■ **Given instruction**: Using the listing below, please gather every line containing the word "screenshot".

■ **Supplied material**:
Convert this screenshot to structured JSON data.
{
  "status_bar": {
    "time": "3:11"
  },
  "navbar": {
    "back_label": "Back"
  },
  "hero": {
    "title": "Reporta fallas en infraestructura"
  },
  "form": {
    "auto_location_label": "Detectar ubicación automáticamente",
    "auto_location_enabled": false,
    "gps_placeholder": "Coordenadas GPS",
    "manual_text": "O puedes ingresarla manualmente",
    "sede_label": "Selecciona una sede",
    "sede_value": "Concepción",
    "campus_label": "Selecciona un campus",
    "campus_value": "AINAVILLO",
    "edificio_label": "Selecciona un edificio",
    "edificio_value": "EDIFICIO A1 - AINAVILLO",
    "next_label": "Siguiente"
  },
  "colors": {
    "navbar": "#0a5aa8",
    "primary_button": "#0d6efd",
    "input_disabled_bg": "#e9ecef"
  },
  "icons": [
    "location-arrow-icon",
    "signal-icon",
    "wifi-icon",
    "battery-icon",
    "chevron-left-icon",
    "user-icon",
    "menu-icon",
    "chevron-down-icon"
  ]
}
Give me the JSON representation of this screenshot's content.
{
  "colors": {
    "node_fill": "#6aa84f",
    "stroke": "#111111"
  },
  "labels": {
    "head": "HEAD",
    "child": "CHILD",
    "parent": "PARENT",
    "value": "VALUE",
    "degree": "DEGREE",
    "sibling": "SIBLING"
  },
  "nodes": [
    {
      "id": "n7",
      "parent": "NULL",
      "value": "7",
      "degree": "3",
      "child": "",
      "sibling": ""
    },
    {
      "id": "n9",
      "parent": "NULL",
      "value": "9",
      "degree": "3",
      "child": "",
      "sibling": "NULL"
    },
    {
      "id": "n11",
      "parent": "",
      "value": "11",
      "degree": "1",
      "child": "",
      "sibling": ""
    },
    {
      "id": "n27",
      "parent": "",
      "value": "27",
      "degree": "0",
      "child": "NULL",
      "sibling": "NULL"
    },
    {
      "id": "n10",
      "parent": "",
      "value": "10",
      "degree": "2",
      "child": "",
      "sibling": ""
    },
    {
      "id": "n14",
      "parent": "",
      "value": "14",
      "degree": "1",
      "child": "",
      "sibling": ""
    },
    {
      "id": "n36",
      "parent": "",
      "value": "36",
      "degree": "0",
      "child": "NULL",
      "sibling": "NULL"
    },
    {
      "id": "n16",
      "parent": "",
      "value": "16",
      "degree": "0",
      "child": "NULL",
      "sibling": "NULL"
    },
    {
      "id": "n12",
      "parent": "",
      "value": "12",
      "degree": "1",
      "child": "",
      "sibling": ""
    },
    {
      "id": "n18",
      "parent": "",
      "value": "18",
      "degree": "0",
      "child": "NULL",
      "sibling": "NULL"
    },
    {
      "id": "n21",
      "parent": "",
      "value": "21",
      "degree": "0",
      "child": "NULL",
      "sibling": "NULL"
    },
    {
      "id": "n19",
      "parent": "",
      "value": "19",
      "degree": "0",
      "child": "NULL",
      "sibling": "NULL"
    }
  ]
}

■ **Correct result**:
Convert this screenshot to structured JSON data.
Give me the JSON representation of this screenshot's content.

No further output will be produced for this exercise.